» TASK DETAILS
In the entries below, find the lines that contain the word "城市规划条例" and copy them.

______________________________

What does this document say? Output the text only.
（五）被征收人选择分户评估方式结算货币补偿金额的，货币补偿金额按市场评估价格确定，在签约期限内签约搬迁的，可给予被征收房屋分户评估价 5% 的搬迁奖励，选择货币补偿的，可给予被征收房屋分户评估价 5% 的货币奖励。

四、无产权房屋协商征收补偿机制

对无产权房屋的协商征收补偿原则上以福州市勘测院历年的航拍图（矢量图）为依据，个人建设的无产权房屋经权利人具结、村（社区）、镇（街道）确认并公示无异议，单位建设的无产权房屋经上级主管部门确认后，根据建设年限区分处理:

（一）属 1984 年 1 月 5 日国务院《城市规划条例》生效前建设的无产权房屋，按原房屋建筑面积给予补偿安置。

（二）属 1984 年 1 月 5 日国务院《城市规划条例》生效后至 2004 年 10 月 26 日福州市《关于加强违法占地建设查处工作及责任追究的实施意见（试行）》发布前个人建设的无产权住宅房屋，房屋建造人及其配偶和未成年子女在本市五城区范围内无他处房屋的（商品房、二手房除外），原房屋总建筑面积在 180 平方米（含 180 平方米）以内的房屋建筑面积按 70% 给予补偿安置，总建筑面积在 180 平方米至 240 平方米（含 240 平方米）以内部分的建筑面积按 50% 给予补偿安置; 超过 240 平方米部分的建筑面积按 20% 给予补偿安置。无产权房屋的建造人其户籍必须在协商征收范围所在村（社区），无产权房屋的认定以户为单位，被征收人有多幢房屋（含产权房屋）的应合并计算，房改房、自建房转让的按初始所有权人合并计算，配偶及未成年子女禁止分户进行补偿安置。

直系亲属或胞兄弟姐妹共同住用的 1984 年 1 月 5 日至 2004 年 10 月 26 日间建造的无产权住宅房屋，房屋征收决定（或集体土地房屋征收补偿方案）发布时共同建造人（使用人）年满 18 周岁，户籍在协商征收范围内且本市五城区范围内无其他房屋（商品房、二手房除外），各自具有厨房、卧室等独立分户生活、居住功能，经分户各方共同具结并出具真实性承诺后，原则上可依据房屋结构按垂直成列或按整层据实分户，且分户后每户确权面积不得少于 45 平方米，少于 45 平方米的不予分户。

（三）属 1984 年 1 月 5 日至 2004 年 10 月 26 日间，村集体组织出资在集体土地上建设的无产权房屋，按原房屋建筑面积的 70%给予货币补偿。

______________________________

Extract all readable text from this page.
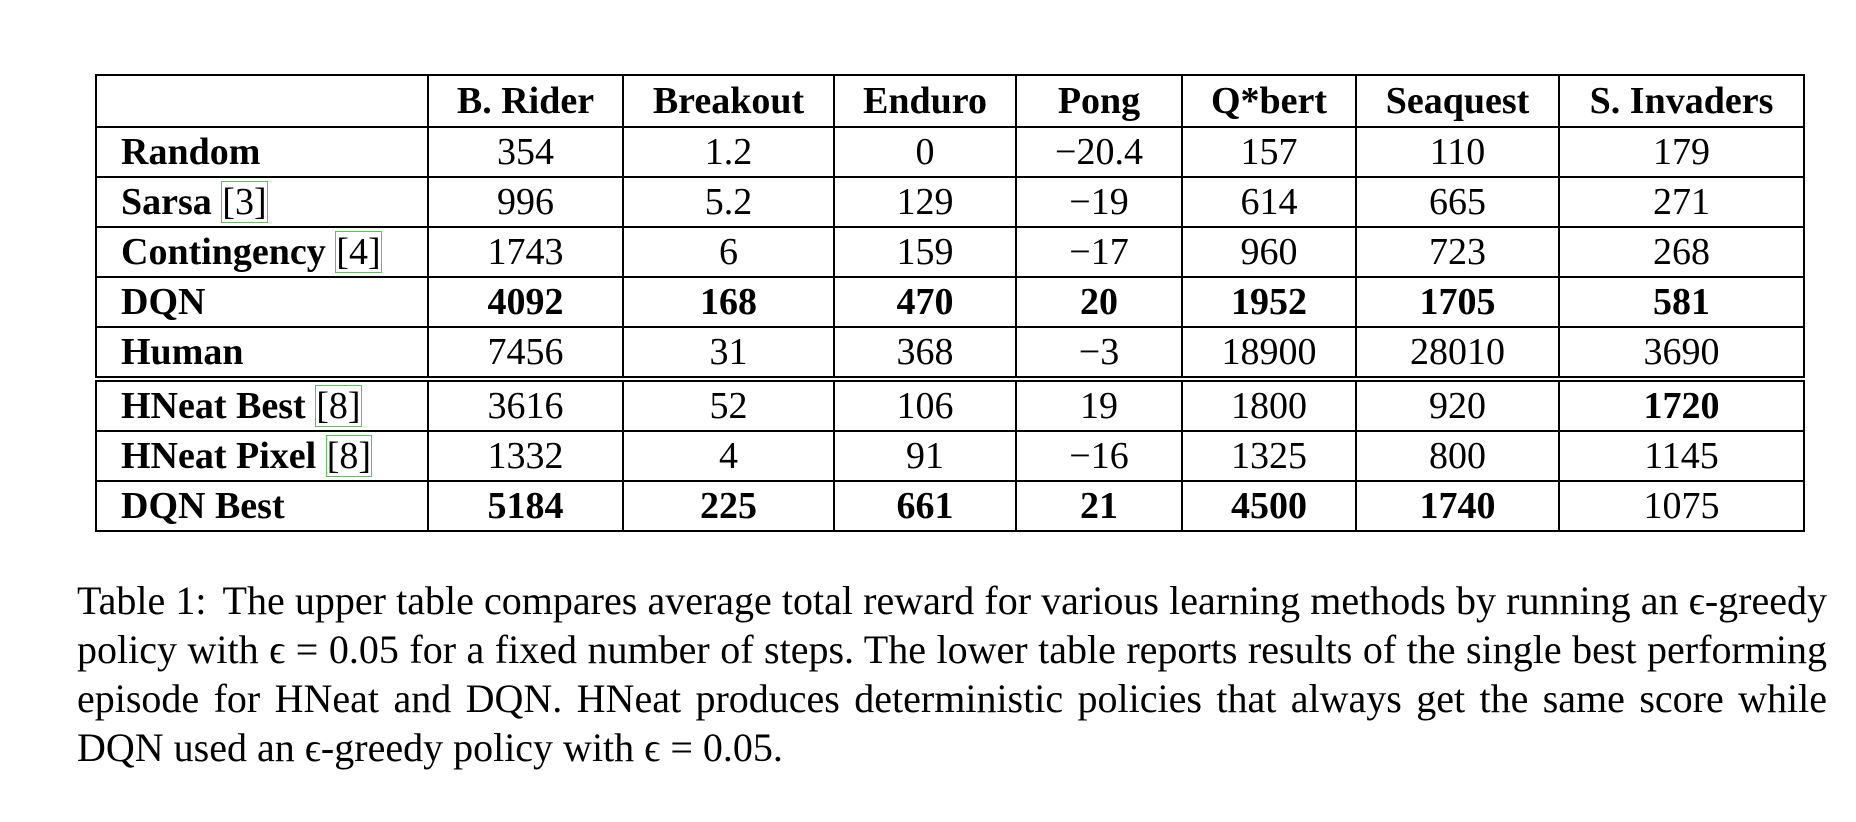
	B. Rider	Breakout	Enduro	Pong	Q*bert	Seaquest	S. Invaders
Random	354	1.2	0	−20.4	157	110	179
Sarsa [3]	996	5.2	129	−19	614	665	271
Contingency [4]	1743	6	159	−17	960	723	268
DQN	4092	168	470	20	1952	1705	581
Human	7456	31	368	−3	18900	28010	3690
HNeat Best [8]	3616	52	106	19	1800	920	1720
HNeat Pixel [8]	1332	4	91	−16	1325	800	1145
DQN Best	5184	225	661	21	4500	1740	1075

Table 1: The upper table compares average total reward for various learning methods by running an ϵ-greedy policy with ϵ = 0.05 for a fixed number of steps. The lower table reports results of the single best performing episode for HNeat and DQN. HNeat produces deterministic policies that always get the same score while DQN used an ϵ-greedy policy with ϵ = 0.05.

______________________________

» EXERCISE SOLUTION
（一）属 1984 年 1 月 5 日国务院《城市规划条例》生效前建设的无产权房屋，按原房屋建筑面积给予补偿安置。
（二）属 1984 年 1 月 5 日国务院《城市规划条例》生效后至 2004 年 10 月 26 日福州市《关于加强违法占地建设查处工作及责任追究的实施意见（试行）》发布前个人建设的无产权住宅房屋，房屋建造人及其配偶和未成年子女在本市五城区范围内无他处房屋的（商品房、二手房除外），原房屋总建筑面积在 180 平方米（含 180 平方米）以内的房屋建筑面积按 70% 给予补偿安置，总建筑面积在 180 平方米至 240 平方米（含 240 平方米）以内部分的建筑面积按 50% 给予补偿安置; 超过 240 平方米部分的建筑面积按 20% 给予补偿安置。无产权房屋的建造人其户籍必须在协商征收范围所在村（社区），无产权房屋的认定以户为单位，被征收人有多幢房屋（含产权房屋）的应合并计算，房改房、自建房转让的按初始所有权人合并计算，配偶及未成年子女禁止分户进行补偿安置。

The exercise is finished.